WHAT IS ASKED: Copy all entries without alteration and skip the pictures they hold.

SOURCE MATERIAL:
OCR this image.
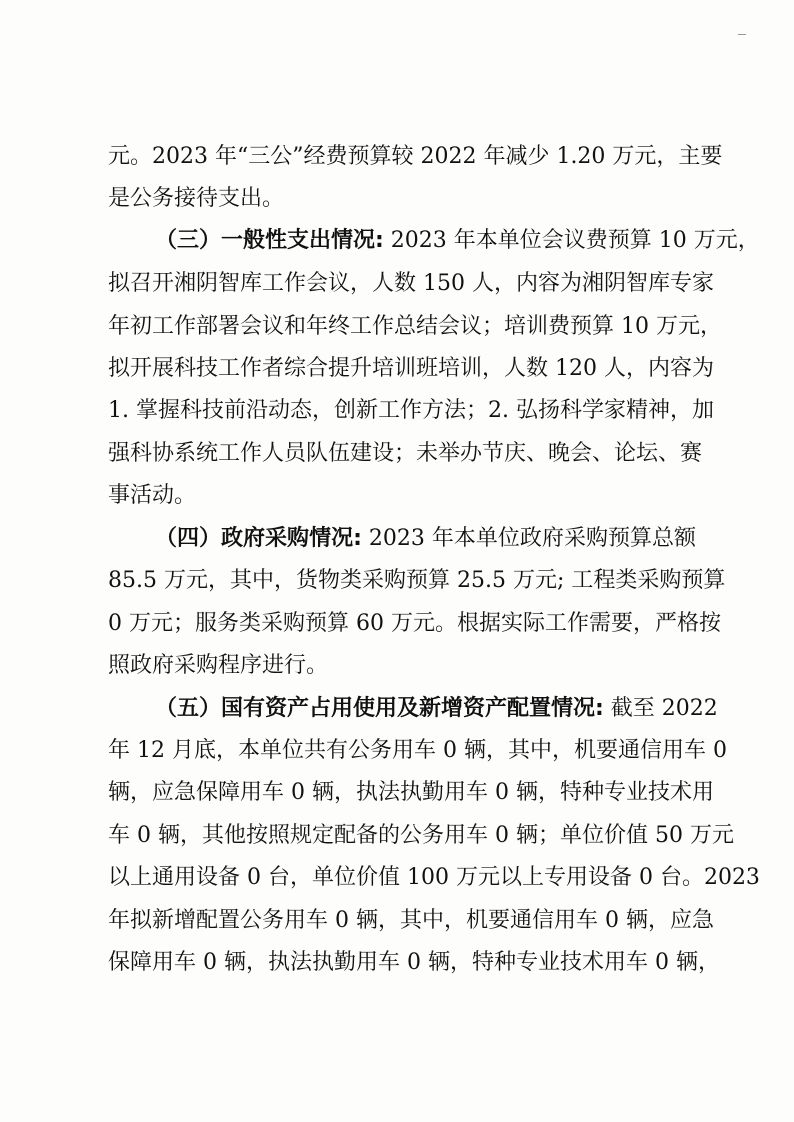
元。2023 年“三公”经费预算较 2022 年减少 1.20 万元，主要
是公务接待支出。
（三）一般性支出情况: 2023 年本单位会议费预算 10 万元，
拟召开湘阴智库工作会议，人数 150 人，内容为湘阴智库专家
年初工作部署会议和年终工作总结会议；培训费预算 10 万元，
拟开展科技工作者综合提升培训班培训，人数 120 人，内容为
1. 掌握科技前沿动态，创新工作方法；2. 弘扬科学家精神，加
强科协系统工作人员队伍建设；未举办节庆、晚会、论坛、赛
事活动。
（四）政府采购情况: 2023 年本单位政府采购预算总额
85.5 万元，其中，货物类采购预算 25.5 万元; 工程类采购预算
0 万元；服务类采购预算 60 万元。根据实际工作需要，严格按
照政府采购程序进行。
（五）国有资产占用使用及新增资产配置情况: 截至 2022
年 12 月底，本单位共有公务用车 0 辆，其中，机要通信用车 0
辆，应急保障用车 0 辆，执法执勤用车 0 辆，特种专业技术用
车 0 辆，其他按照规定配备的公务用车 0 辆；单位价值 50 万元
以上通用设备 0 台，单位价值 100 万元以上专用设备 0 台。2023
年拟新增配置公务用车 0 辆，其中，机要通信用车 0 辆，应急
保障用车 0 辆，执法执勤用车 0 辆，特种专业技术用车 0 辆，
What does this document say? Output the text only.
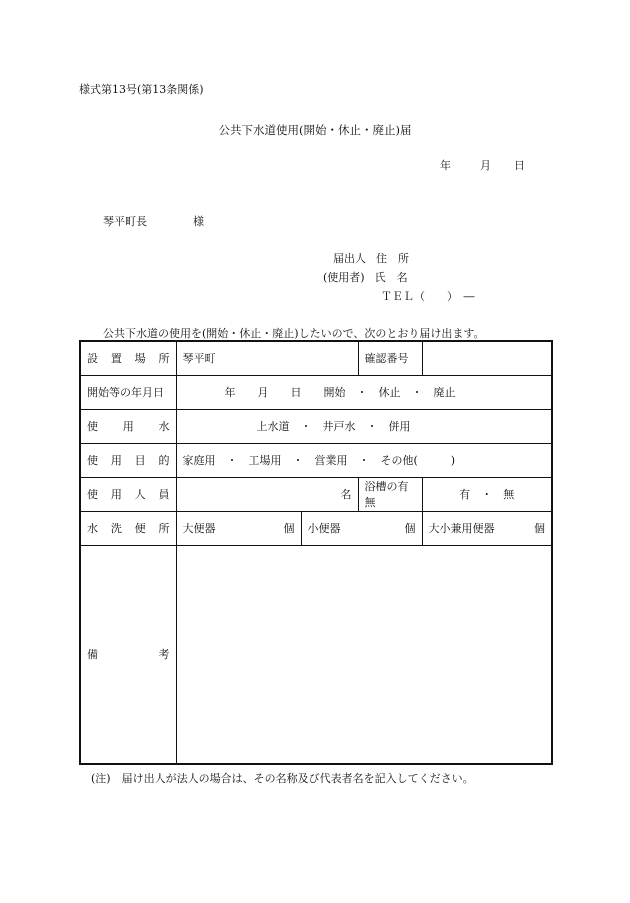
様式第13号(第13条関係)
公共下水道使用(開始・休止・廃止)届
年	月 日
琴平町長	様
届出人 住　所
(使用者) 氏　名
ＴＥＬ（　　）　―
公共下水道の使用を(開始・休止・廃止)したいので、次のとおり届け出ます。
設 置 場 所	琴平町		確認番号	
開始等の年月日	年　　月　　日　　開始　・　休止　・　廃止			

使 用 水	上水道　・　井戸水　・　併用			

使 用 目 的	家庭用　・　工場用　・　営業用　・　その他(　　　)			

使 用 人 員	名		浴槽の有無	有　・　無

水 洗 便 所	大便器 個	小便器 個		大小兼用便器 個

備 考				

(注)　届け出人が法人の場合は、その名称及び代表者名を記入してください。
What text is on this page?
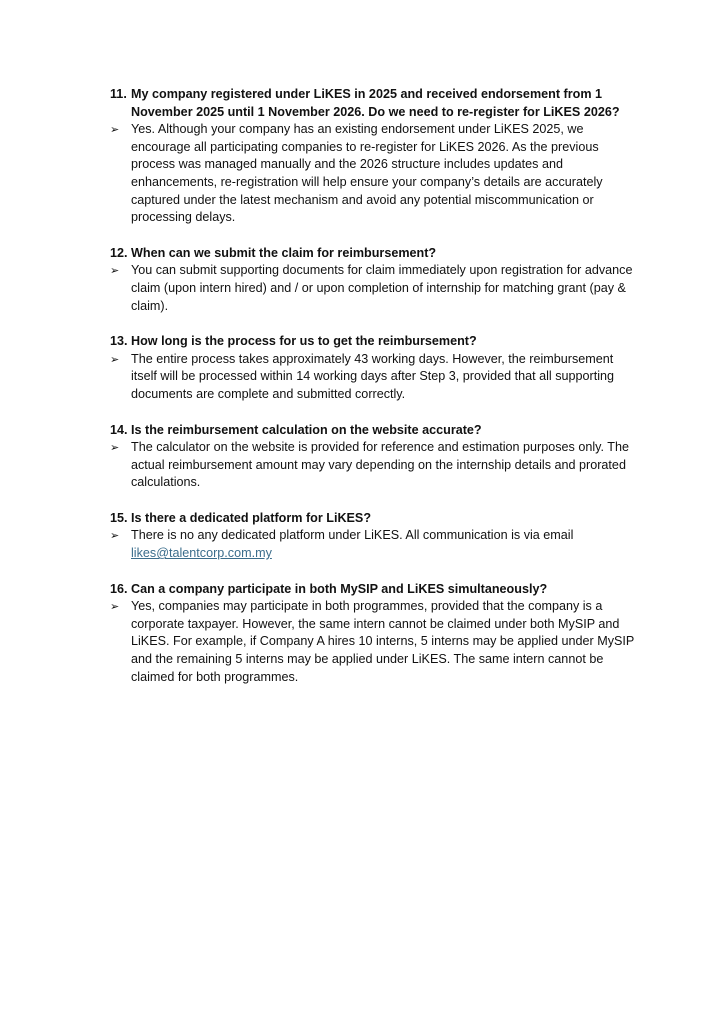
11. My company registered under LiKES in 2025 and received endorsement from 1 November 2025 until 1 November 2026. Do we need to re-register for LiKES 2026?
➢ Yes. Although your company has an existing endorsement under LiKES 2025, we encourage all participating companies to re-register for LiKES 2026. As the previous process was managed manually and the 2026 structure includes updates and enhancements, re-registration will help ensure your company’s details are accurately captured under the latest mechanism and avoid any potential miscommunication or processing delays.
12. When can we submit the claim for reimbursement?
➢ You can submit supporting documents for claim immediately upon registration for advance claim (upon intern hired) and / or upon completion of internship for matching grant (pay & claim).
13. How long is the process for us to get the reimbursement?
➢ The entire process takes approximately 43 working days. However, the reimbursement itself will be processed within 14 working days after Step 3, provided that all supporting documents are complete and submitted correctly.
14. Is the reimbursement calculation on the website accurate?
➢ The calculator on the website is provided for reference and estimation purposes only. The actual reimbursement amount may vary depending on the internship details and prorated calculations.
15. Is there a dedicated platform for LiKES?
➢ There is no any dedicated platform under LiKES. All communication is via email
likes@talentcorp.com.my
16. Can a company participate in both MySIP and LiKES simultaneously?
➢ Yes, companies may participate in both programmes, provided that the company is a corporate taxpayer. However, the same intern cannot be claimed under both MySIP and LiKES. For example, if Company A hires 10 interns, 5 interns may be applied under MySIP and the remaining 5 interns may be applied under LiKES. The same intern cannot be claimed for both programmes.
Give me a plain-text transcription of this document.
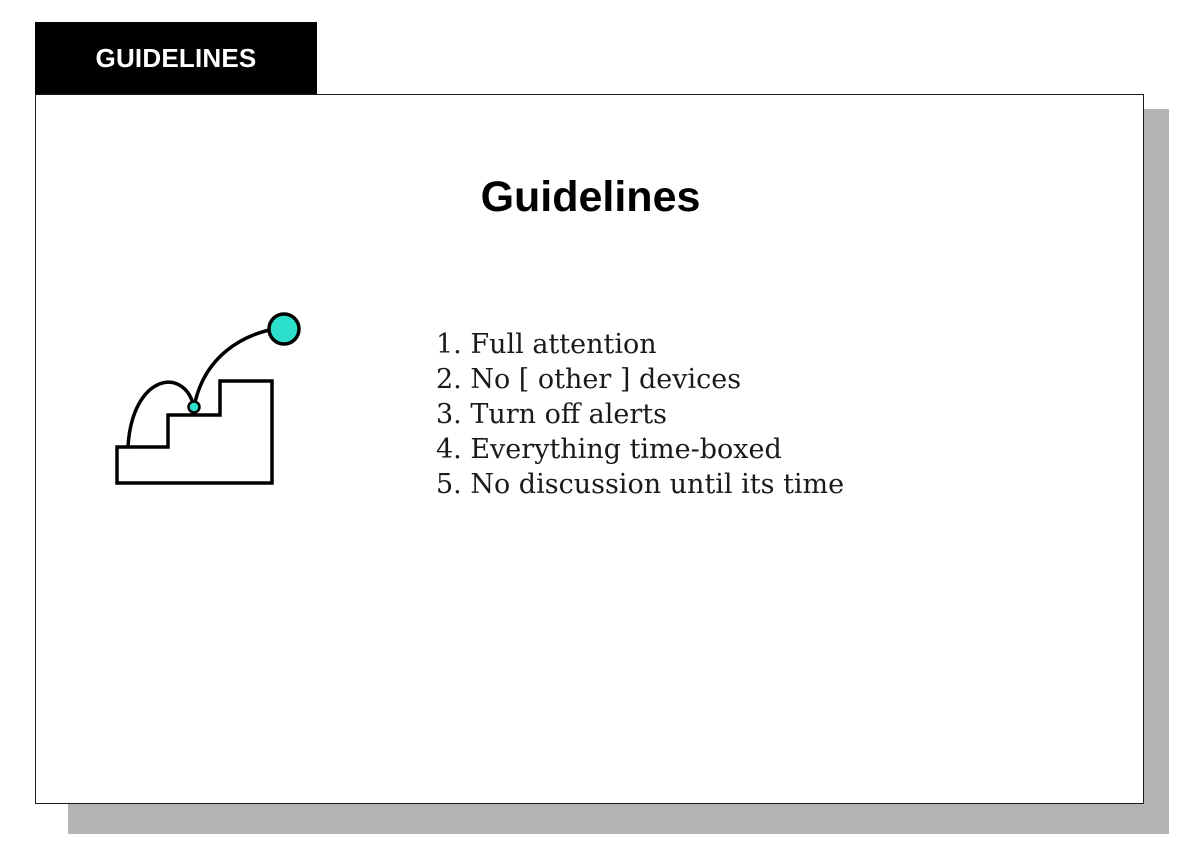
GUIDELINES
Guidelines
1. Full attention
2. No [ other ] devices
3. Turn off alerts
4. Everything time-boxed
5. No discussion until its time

EXERCISE SOLUTION:
OCR this image.
元。2023 年“三公”经费预算较 2022 年减少 1.20 万元，主要
是公务接待支出。
（三）一般性支出情况: 2023 年本单位会议费预算 10 万元，
拟召开湘阴智库工作会议，人数 150 人，内容为湘阴智库专家
年初工作部署会议和年终工作总结会议；培训费预算 10 万元，
拟开展科技工作者综合提升培训班培训，人数 120 人，内容为
1. 掌握科技前沿动态，创新工作方法；2. 弘扬科学家精神，加
强科协系统工作人员队伍建设；未举办节庆、晚会、论坛、赛
事活动。
（四）政府采购情况: 2023 年本单位政府采购预算总额
85.5 万元，其中，货物类采购预算 25.5 万元; 工程类采购预算
0 万元；服务类采购预算 60 万元。根据实际工作需要，严格按
照政府采购程序进行。
（五）国有资产占用使用及新增资产配置情况: 截至 2022
年 12 月底，本单位共有公务用车 0 辆，其中，机要通信用车 0
辆，应急保障用车 0 辆，执法执勤用车 0 辆，特种专业技术用
车 0 辆，其他按照规定配备的公务用车 0 辆；单位价值 50 万元
以上通用设备 0 台，单位价值 100 万元以上专用设备 0 台。2023
年拟新增配置公务用车 0 辆，其中，机要通信用车 0 辆，应急
保障用车 0 辆，执法执勤用车 0 辆，特种专业技术用车 0 辆，
What does this document say? Output the text only.
様式第13号(第13条関係)
公共下水道使用(開始・休止・廃止)届
年	月 日
琴平町長	様
届出人 住　所
(使用者) 氏　名
ＴＥＬ（　　）　―
公共下水道の使用を(開始・休止・廃止)したいので、次のとおり届け出ます。
設 置 場 所	琴平町		確認番号	
開始等の年月日	年　　月　　日　　開始　・　休止　・　廃止			

使 用 水	上水道　・　井戸水　・　併用			

使 用 目 的	家庭用　・　工場用　・　営業用　・　その他(　　　)			

使 用 人 員	名		浴槽の有無	有　・　無

水 洗 便 所	大便器 個	小便器 個		大小兼用便器 個

備 考				

(注)　届け出人が法人の場合は、その名称及び代表者名を記入してください。
What text is on this page?
11. My company registered under LiKES in 2025 and received endorsement from 1 November 2025 until 1 November 2026. Do we need to re-register for LiKES 2026?
➢ Yes. Although your company has an existing endorsement under LiKES 2025, we encourage all participating companies to re-register for LiKES 2026. As the previous process was managed manually and the 2026 structure includes updates and enhancements, re-registration will help ensure your company’s details are accurately captured under the latest mechanism and avoid any potential miscommunication or processing delays.
12. When can we submit the claim for reimbursement?
➢ You can submit supporting documents for claim immediately upon registration for advance claim (upon intern hired) and / or upon completion of internship for matching grant (pay & claim).
13. How long is the process for us to get the reimbursement?
➢ The entire process takes approximately 43 working days. However, the reimbursement itself will be processed within 14 working days after Step 3, provided that all supporting documents are complete and submitted correctly.
14. Is the reimbursement calculation on the website accurate?
➢ The calculator on the website is provided for reference and estimation purposes only. The actual reimbursement amount may vary depending on the internship details and prorated calculations.
15. Is there a dedicated platform for LiKES?
➢ There is no any dedicated platform under LiKES. All communication is via email
likes@talentcorp.com.my
16. Can a company participate in both MySIP and LiKES simultaneously?
➢ Yes, companies may participate in both programmes, provided that the company is a corporate taxpayer. However, the same intern cannot be claimed under both MySIP and LiKES. For example, if Company A hires 10 interns, 5 interns may be applied under MySIP and the remaining 5 interns may be applied under LiKES. The same intern cannot be claimed for both programmes.
Give me a plain-text transcription of this document.
GUIDELINES
Guidelines
1. Full attention
2. No [ other ] devices
3. Turn off alerts
4. Everything time-boxed
5. No discussion until its time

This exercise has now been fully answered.